▶ _EXERCISE AIM_
Filter out everything except lines holding "元学生に有罪判決".
[Begin TASK INPUT]
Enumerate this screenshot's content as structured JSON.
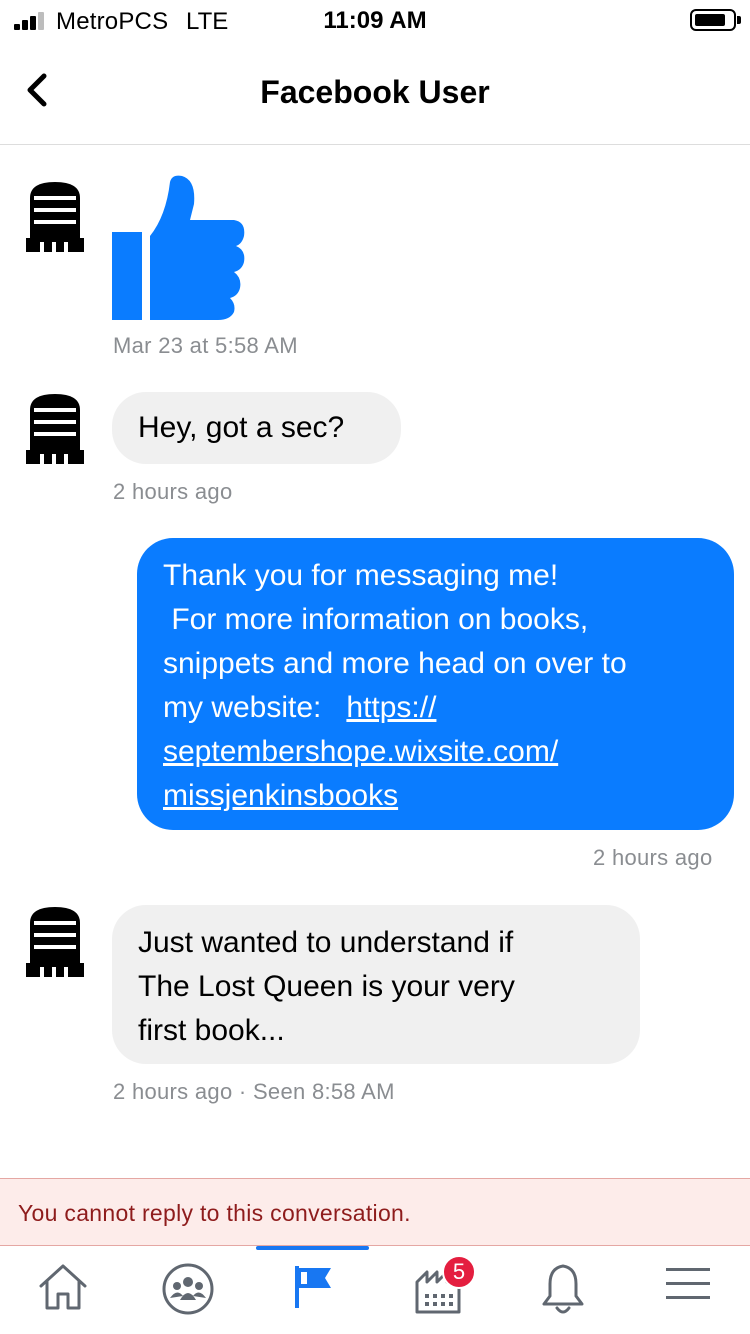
{
  "status_bar": {
    "carrier": "MetroPCS",
    "network": "LTE",
    "time": "11:09 AM",
    "signal_bars": 3,
    "battery_level": 0.75
  },
  "header": {
    "back_icon": "chevron-left-icon",
    "title": "Facebook User"
  },
  "messages": [
    {
      "sender": "other",
      "type": "sticker",
      "sticker_icon": "thumbs-up-icon",
      "timestamp": "Mar 23 at 5:58 AM"
    },
    {
      "sender": "other",
      "type": "text",
      "text": "Hey,  got a sec?",
      "timestamp": "2 hours ago"
    },
    {
      "sender": "self",
      "type": "text",
      "lines": [
        "Thank you for messaging me!",
        " For more information on books,",
        "snippets and more head on over to",
        "my website: "
      ],
      "link_lines": [
        "https://",
        "septembershope.wixsite.com/",
        "missjenkinsbooks"
      ],
      "timestamp": "2 hours ago"
    },
    {
      "sender": "other",
      "type": "text",
      "lines": [
        "Just wanted to understand if",
        "The Lost Queen is your very",
        "first book..."
      ],
      "timestamp": "2 hours ago · Seen 8:58 AM"
    }
  ],
  "notice": {
    "text": "You cannot reply to this conversation."
  },
  "tabbar": {
    "tabs": [
      {
        "name": "home-icon"
      },
      {
        "name": "groups-icon"
      },
      {
        "name": "pages-flag-icon",
        "active": true
      },
      {
        "name": "marketplace-icon",
        "badge": "5"
      },
      {
        "name": "notifications-bell-icon"
      },
      {
        "name": "menu-icon"
      }
    ],
    "accent": "#1877f2"
  },
  "colors": {
    "outgoing_bubble": "#0a7cff",
    "incoming_bubble": "#f0f0f0",
    "badge": "#e41e3f",
    "notice_bg": "#fdecea",
    "notice_text": "#8e1c1c"
  }
}
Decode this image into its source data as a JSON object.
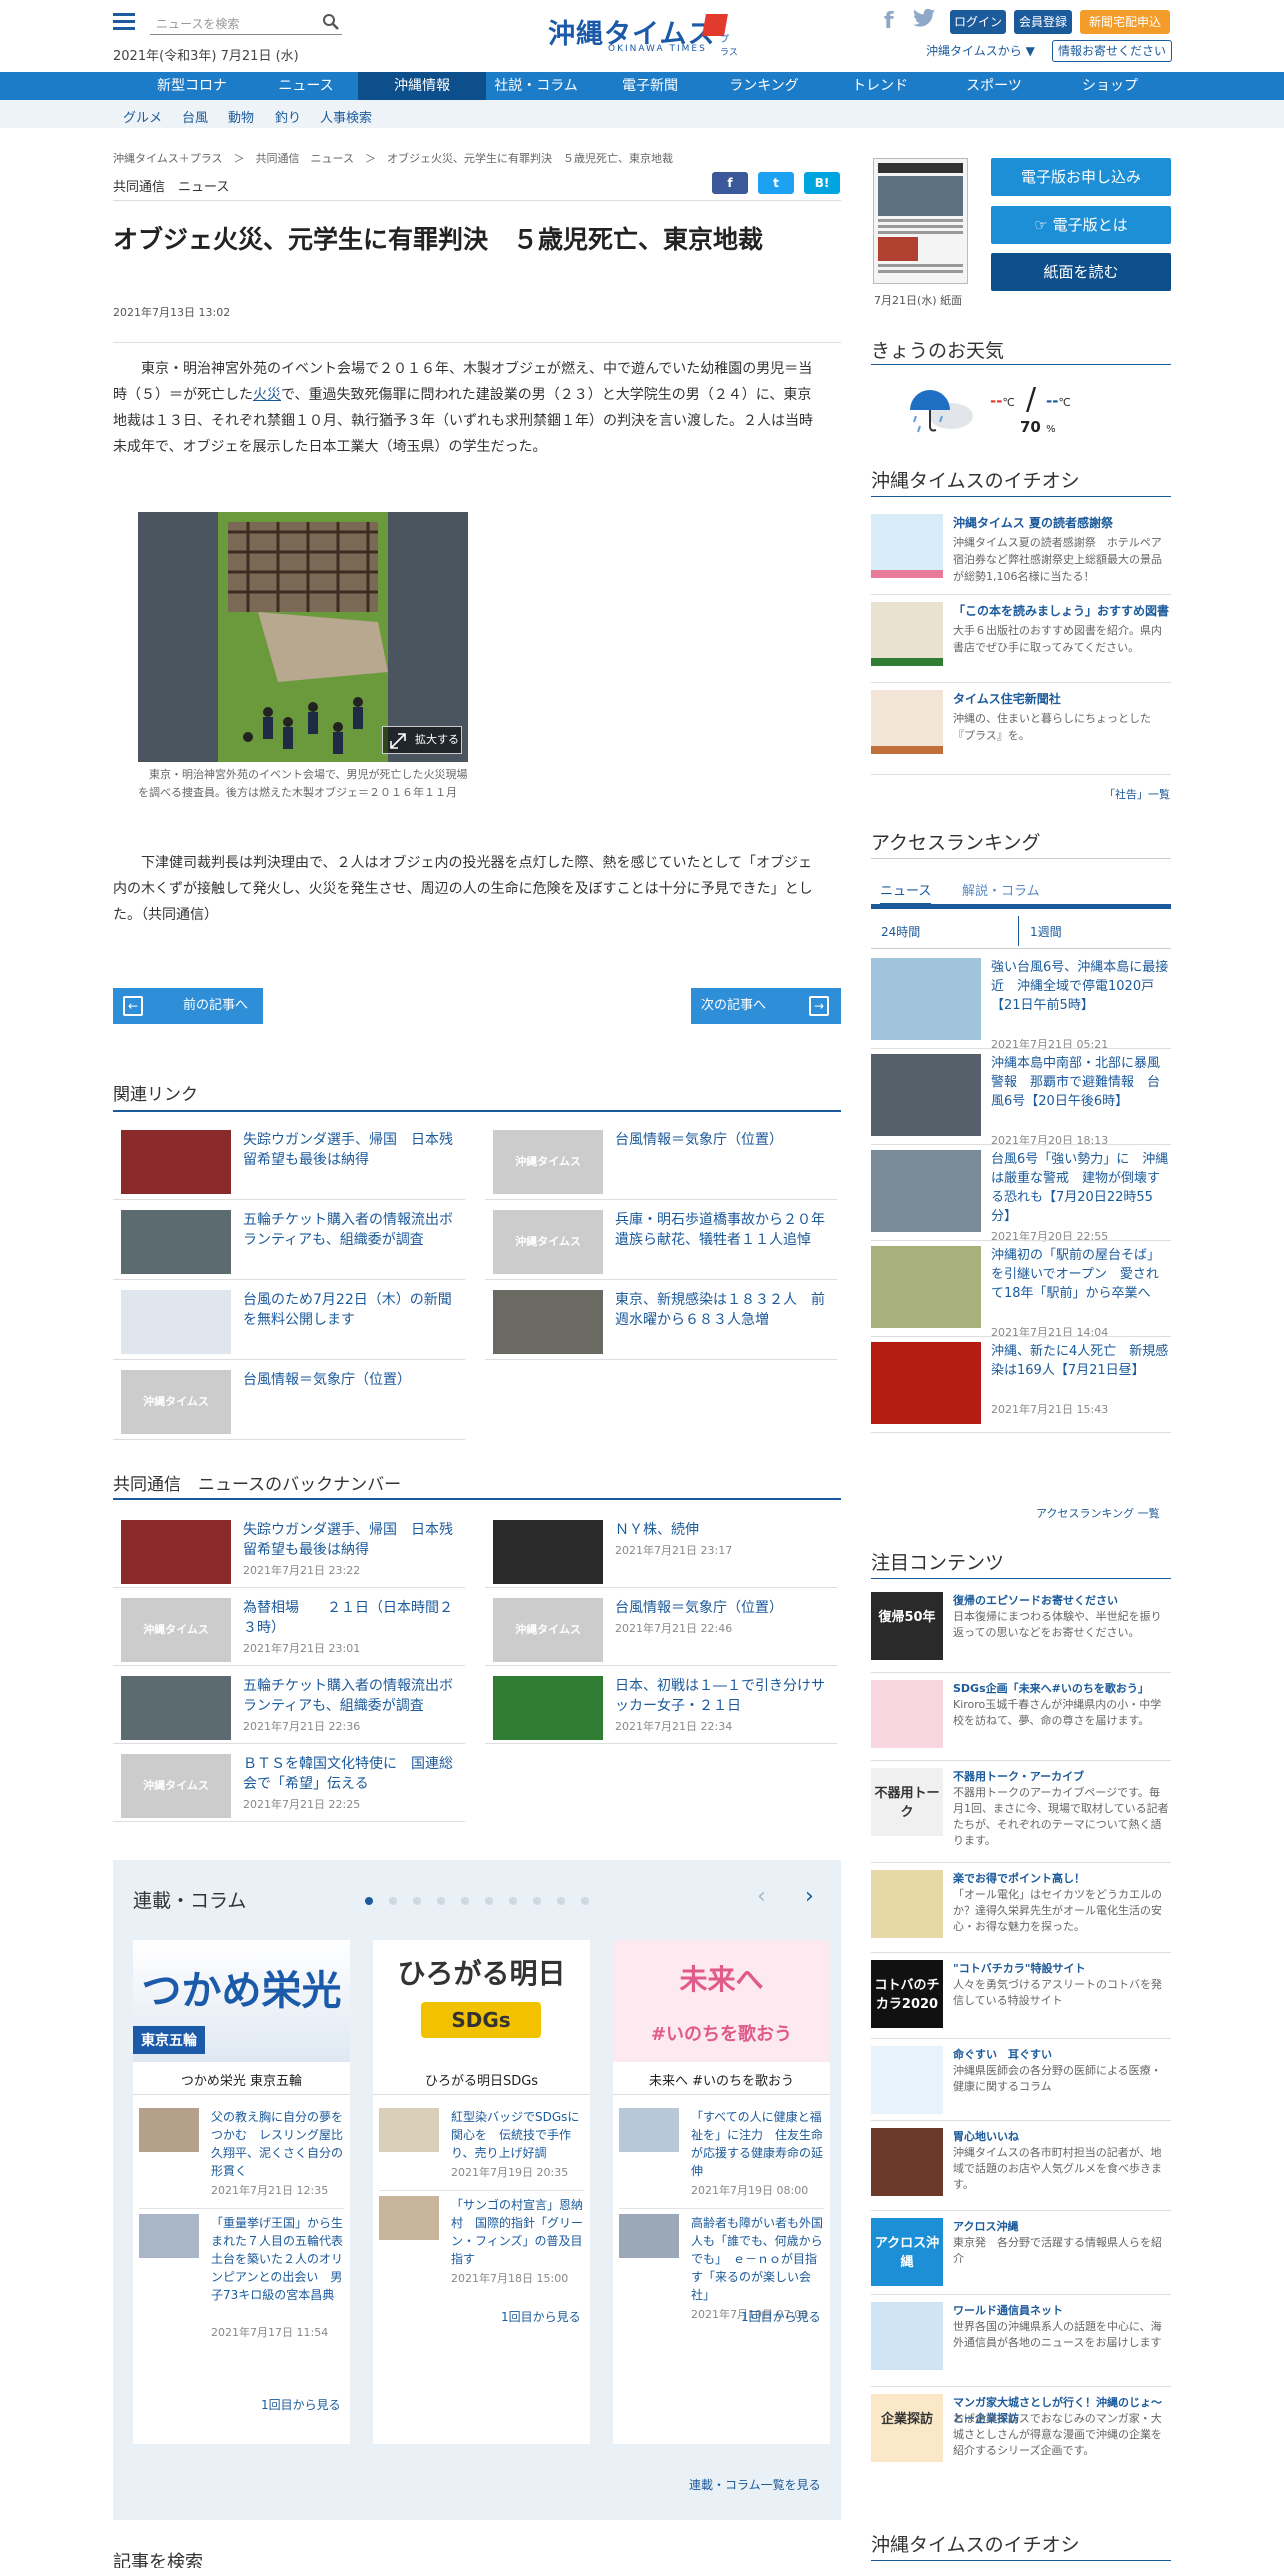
{
  "header": {
    "search_placeholder": "ニュースを検索",
    "date": "2021年(令和3年) 7月21日 (水)",
    "logo_main": "沖縄タイムス",
    "logo_plus": "プラス",
    "logo_sub": "OKINAWA TIMES",
    "login": "ログイン",
    "register": "会員登録",
    "subscribe": "新聞宅配申込",
    "from_okinawa": "沖縄タイムスから",
    "info_request": "情報お寄せください",
    "colors": {
      "primary": "#1d7cc8",
      "dark": "#1b5a9b",
      "accent": "#f39c2a"
    }
  },
  "nav": {
    "items": [
      "新型コロナ",
      "ニュース",
      "沖縄情報",
      "社説・コラム",
      "電子新聞",
      "ランキング",
      "トレンド",
      "スポーツ",
      "ショップ"
    ],
    "active": 2,
    "sub": [
      "グルメ",
      "台風",
      "動物",
      "釣り",
      "人事検索"
    ]
  },
  "article": {
    "breadcrumb": [
      "沖縄タイムス＋プラス",
      "共同通信　ニュース",
      "オブジェ火災、元学生に有罪判決　５歳児死亡、東京地裁"
    ],
    "category": "共同通信　ニュース",
    "share": {
      "fb": "f",
      "tw": "t",
      "hatena": "B!"
    },
    "title": "オブジェ火災、元学生に有罪判決　５歳児死亡、東京地裁",
    "date": "2021年7月13日 13:02",
    "p1a": "東京・明治神宮外苑のイベント会場で２０１６年、木製オブジェが燃え、中で遊んでいた幼稚園の男児＝当時（５）＝が死亡した",
    "p1link": "火災",
    "p1b": "で、重過失致死傷罪に問われた建設業の男（２３）と大学院生の男（２４）に、東京地裁は１３日、それぞれ禁錮１０月、執行猶予３年（いずれも求刑禁錮１年）の判決を言い渡した。２人は当時未成年で、オブジェを展示した日本工業大（埼玉県）の学生だった。",
    "enlarge": "拡大する",
    "caption": "東京・明治神宮外苑のイベント会場で、男児が死亡した火災現場を調べる捜査員。後方は燃えた木製オブジェ＝２０１６年１１月",
    "p2": "下津健司裁判長は判決理由で、２人はオブジェ内の投光器を点灯した際、熱を感じていたとして「オブジェ内の木くずが接触して発火し、火災を発生させ、周辺の人の生命に危険を及ぼすことは十分に予見できた」とした。（共同通信）",
    "prev": "前の記事へ",
    "next": "次の記事へ"
  },
  "related": {
    "title": "関連リンク",
    "placeholder_label": "沖縄タイムス",
    "items": [
      {
        "text": "失踪ウガンダ選手、帰国　日本残留希望も最後は納得"
      },
      {
        "text": "台風情報＝気象庁（位置）"
      },
      {
        "text": "五輪チケット購入者の情報流出ボランティアも、組織委が調査"
      },
      {
        "text": "兵庫・明石歩道橋事故から２０年　遺族ら献花、犠牲者１１人追悼"
      },
      {
        "text": "台風のため7月22日（木）の新聞を無料公開します"
      },
      {
        "text": "東京、新規感染は１８３２人　前週水曜から６８３人急増"
      },
      {
        "text": "台風情報＝気象庁（位置）"
      }
    ]
  },
  "backnumber": {
    "title": "共同通信　ニュースのバックナンバー",
    "items": [
      {
        "text": "失踪ウガンダ選手、帰国　日本残留希望も最後は納得",
        "date": "2021年7月21日 23:22"
      },
      {
        "text": "ＮＹ株、続伸",
        "date": "2021年7月21日 23:17"
      },
      {
        "text": "為替相場　　２１日（日本時間２３時）",
        "date": "2021年7月21日 23:01"
      },
      {
        "text": "台風情報＝気象庁（位置）",
        "date": "2021年7月21日 22:46"
      },
      {
        "text": "五輪チケット購入者の情報流出ボランティアも、組織委が調査",
        "date": "2021年7月21日 22:36"
      },
      {
        "text": "日本、初戦は１―１で引き分けサッカー女子・２１日",
        "date": "2021年7月21日 22:34"
      },
      {
        "text": "ＢＴＳを韓国文化特使に　国連総会で「希望」伝える",
        "date": "2021年7月21日 22:25"
      }
    ]
  },
  "columns": {
    "title": "連載・コラム",
    "dots_total": 10,
    "dots_active": 0,
    "list_all": "連載・コラム一覧を見る",
    "cards": [
      {
        "banner_text": "つかめ栄光",
        "banner_tag": "東京五輪",
        "name": "つかめ栄光 東京五輪",
        "items": [
          {
            "text": "父の教え胸に自分の夢をつかむ　レスリング屋比久翔平、泥くさく自分の形貫く",
            "date": "2021年7月21日 12:35"
          },
          {
            "text": "「重量挙げ王国」から生まれた７人目の五輪代表　土台を築いた２人のオリンピアンとの出会い　男子73キロ級の宮本昌典",
            "date": "2021年7月17日 11:54"
          }
        ],
        "more": "1回目から見る"
      },
      {
        "banner_text": "ひろがる明日",
        "banner_tag": "SDGs",
        "name": "ひろがる明日SDGs",
        "items": [
          {
            "text": "紅型染バッジでSDGsに関心を　伝統技で手作り、売り上げ好調",
            "date": "2021年7月19日 20:35"
          },
          {
            "text": "「サンゴの村宣言」恩納村　国際的指針「グリーン・フィンズ」の普及目指す",
            "date": "2021年7月18日 15:00"
          }
        ],
        "more": "1回目から見る"
      },
      {
        "banner_text": "未来へ",
        "banner_tag": "#いのちを歌おう",
        "name": "未来へ #いのちを歌おう",
        "items": [
          {
            "text": "「すべての人に健康と福祉を」に注力　住友生命が応援する健康寿命の延伸",
            "date": "2021年7月19日 08:00"
          },
          {
            "text": "高齢者も障がい者も外国人も「誰でも、何歳からでも」　ｅ－ｎｏが目指す「来るのが楽しい会社」",
            "date": "2021年7月19日 07:00"
          }
        ],
        "more": "1回目から見る"
      }
    ]
  },
  "search_section": {
    "title": "記事を検索"
  },
  "sidebar": {
    "paper_caption": "7月21日(水) 紙面",
    "btn_apply": "電子版お申し込み",
    "btn_about": "電子版とは",
    "btn_read": "紙面を読む",
    "weather_title": "きょうのお天気",
    "weather_high": "--",
    "weather_low": "--",
    "weather_unit": "℃",
    "weather_rain": "70",
    "weather_rain_unit": "%",
    "picks_title": "沖縄タイムスのイチオシ",
    "picks": [
      {
        "title": "沖縄タイムス 夏の読者感謝祭",
        "desc": "沖縄タイムス夏の読者感謝祭　ホテルペア宿泊券など弊社感謝祭史上総額最大の景品が総勢1,106名様に当たる！"
      },
      {
        "title": "「この本を読みましょう」おすすめ図書",
        "desc": "大手６出版社のおすすめ図書を紹介。県内書店でぜひ手に取ってみてください。"
      },
      {
        "title": "タイムス住宅新聞社",
        "desc": "沖縄の、住まいと暮らしにちょっとした『プラス』を。"
      }
    ],
    "picks_more": "「社告」一覧",
    "ranking_title": "アクセスランキング",
    "ranking_tabs": [
      "ニュース",
      "解説・コラム"
    ],
    "ranking_periods": [
      "24時間",
      "1週間"
    ],
    "ranking": [
      {
        "text": "強い台風6号、沖縄本島に最接近　沖縄全域で停電1020戸【21日午前5時】",
        "date": "2021年7月21日 05:21"
      },
      {
        "text": "沖縄本島中南部・北部に暴風警報　那覇市で避難情報　台風6号【20日午後6時】",
        "date": "2021年7月20日 18:13"
      },
      {
        "text": "台風6号「強い勢力」に　沖縄は厳重な警戒　建物が倒壊する恐れも【7月20日22時55分】",
        "date": "2021年7月20日 22:55"
      },
      {
        "text": "沖縄初の「駅前の屋台そば」を引継いでオープン　愛されて18年「駅前」から卒業へ",
        "date": "2021年7月21日 14:04"
      },
      {
        "text": "沖縄、新たに4人死亡　新規感染は169人【7月21日昼】",
        "date": "2021年7月21日 15:43"
      }
    ],
    "ranking_more": "アクセスランキング 一覧",
    "featured_title": "注目コンテンツ",
    "featured": [
      {
        "title": "復帰のエピソードお寄せください",
        "desc": "日本復帰にまつわる体験や、半世紀を振り返っての思いなどをお寄せください。"
      },
      {
        "title": "SDGs企画「未来へ#いのちを歌おう」",
        "desc": "Kiroro玉城千春さんが沖縄県内の小・中学校を訪ねて、夢、命の尊さを届けます。"
      },
      {
        "title": "不器用トーク・アーカイブ",
        "desc": "不器用トークのアーカイブページです。毎月1回、まさに今、現場で取材している記者たちが、それぞれのテーマについて熱く語ります。"
      },
      {
        "title": "楽でお得でポイント高し！",
        "desc": "「オール電化」はセイカツをどうカエルのか？達得久栄昇先生がオール電化生活の安心・お得な魅力を探った。"
      },
      {
        "title": "\"コトバチカラ\"特設サイト",
        "desc": "人々を勇気づけるアスリートのコトバを発信している特設サイト"
      },
      {
        "title": "命ぐすい　耳ぐすい",
        "desc": "沖縄県医師会の各分野の医師による医療・健康に関するコラム"
      },
      {
        "title": "胃心地いいね",
        "desc": "沖縄タイムスの各市町村担当の記者が、地域で話題のお店や人気グルメを食べ歩きます。"
      },
      {
        "title": "アクロス沖縄",
        "desc": "東京発　各分野で活躍する情報県人らを紹介"
      },
      {
        "title": "ワールド通信員ネット",
        "desc": "世界各国の沖縄県系人の話題を中心に、海外通信員が各地のニュースをお届けします"
      },
      {
        "title": "マンガ家大城さとしが行く！沖縄のじょ～とー企業探訪",
        "desc": "おばあタイムスでおなじみのマンガ家・大城さとしさんが得意な漫画で沖縄の企業を紹介するシリーズ企画です。"
      }
    ],
    "featured_thumb_text": [
      "復帰50年",
      "",
      "不器用トーク",
      "",
      "コトバのチカラ2020",
      "",
      "",
      "アクロス沖縄",
      "",
      "企業探訪"
    ],
    "bottom_title": "沖縄タイムスのイチオシ"
  }
}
[End TASK INPUT]
▶ _EXPECTED OUTPUT_
      "オブジェ火災、元学生に有罪判決　５歳児死亡、東京地裁"
    "title": "オブジェ火災、元学生に有罪判決　５歳児死亡、東京地裁",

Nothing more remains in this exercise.